(Stored data entries)
— START —

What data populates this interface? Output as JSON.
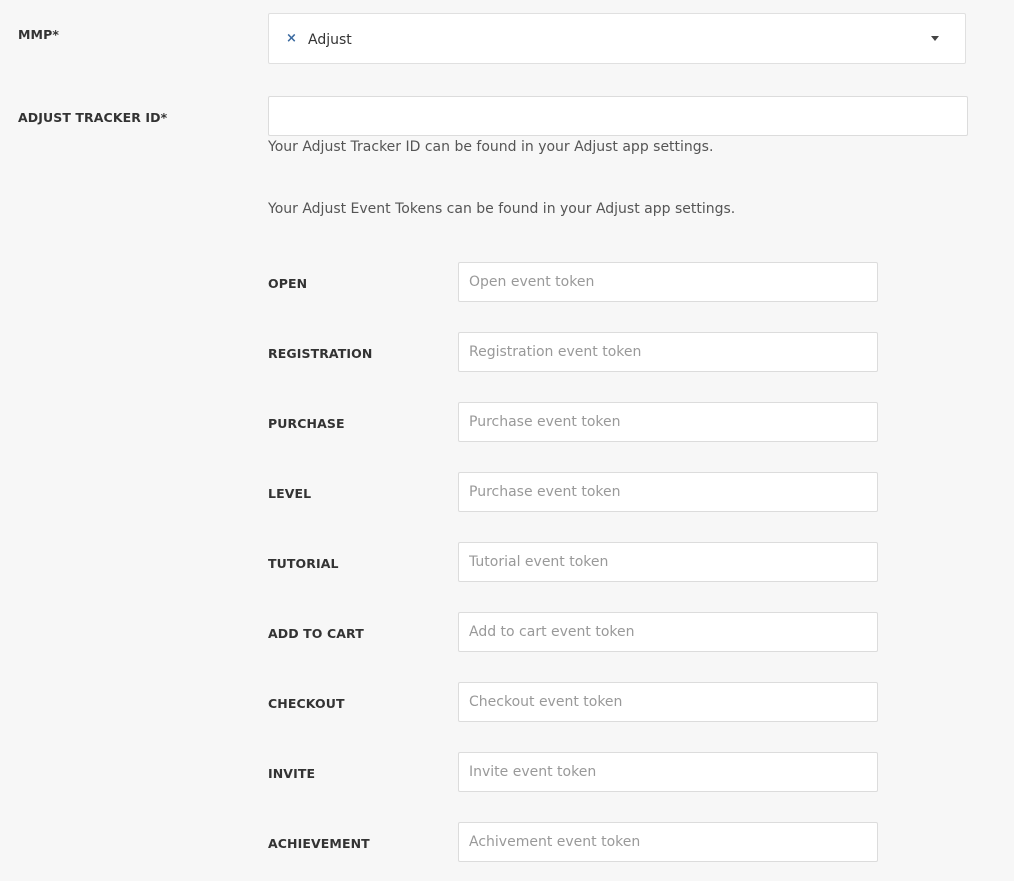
{
  "mmp": {
    "label": "MMP*",
    "selected_value": "Adjust",
    "clear_icon": "×"
  },
  "tracker": {
    "label": "ADJUST TRACKER ID*",
    "value": "",
    "help": "Your Adjust Tracker ID can be found in your Adjust app settings."
  },
  "event_tokens_help": "Your Adjust Event Tokens can be found in your Adjust app settings.",
  "events": [
    {
      "label": "OPEN",
      "placeholder": "Open event token"
    },
    {
      "label": "REGISTRATION",
      "placeholder": "Registration event token"
    },
    {
      "label": "PURCHASE",
      "placeholder": "Purchase event token"
    },
    {
      "label": "LEVEL",
      "placeholder": "Purchase event token"
    },
    {
      "label": "TUTORIAL",
      "placeholder": "Tutorial event token"
    },
    {
      "label": "ADD TO CART",
      "placeholder": "Add to cart event token"
    },
    {
      "label": "CHECKOUT",
      "placeholder": "Checkout event token"
    },
    {
      "label": "INVITE",
      "placeholder": "Invite event token"
    },
    {
      "label": "ACHIEVEMENT",
      "placeholder": "Achivement event token"
    }
  ],
  "colors": {
    "background": "#f7f7f7",
    "clear_icon": "#3b6aa0",
    "label_text": "#333333",
    "placeholder": "#999999"
  }
}
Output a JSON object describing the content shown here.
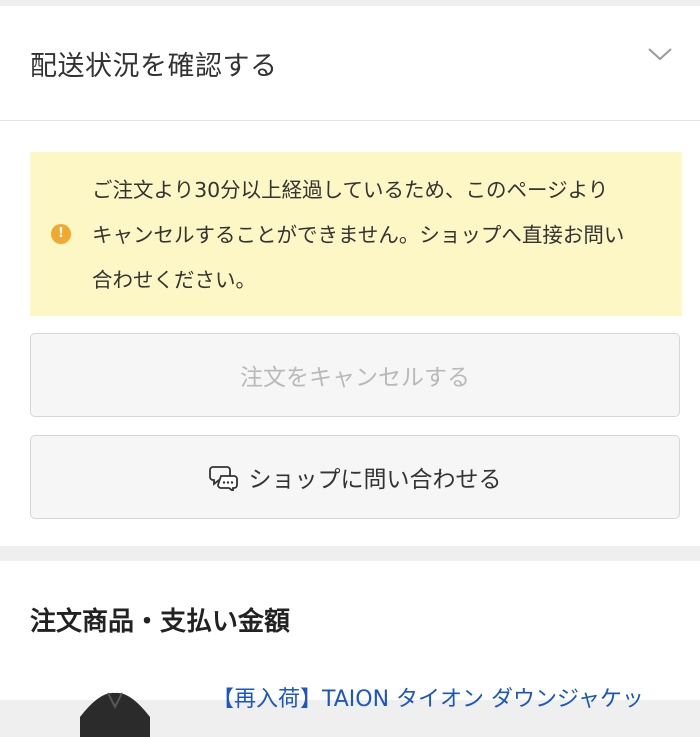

— END —

• _SET PROBLEM_
Quote every entry exactly, with the pictures omitted.

• _WORKED SOLUTION_
What data populates this interface? Output as JSON.
{
  "mmp": {
    "label": "MMP*",
    "selected_value": "Adjust",
    "clear_icon": "×"
  },
  "tracker": {
    "label": "ADJUST TRACKER ID*",
    "value": "",
    "help": "Your Adjust Tracker ID can be found in your Adjust app settings."
  },
  "event_tokens_help": "Your Adjust Event Tokens can be found in your Adjust app settings.",
  "events": [
    {
      "label": "OPEN",
      "placeholder": "Open event token"
    },
    {
      "label": "REGISTRATION",
      "placeholder": "Registration event token"
    },
    {
      "label": "PURCHASE",
      "placeholder": "Purchase event token"
    },
    {
      "label": "LEVEL",
      "placeholder": "Purchase event token"
    },
    {
      "label": "TUTORIAL",
      "placeholder": "Tutorial event token"
    },
    {
      "label": "ADD TO CART",
      "placeholder": "Add to cart event token"
    },
    {
      "label": "CHECKOUT",
      "placeholder": "Checkout event token"
    },
    {
      "label": "INVITE",
      "placeholder": "Invite event token"
    },
    {
      "label": "ACHIEVEMENT",
      "placeholder": "Achivement event token"
    }
  ],
  "colors": {
    "background": "#f7f7f7",
    "clear_icon": "#3b6aa0",
    "label_text": "#333333",
    "placeholder": "#999999"
  }
}
Output a JSON object describing the content shown here.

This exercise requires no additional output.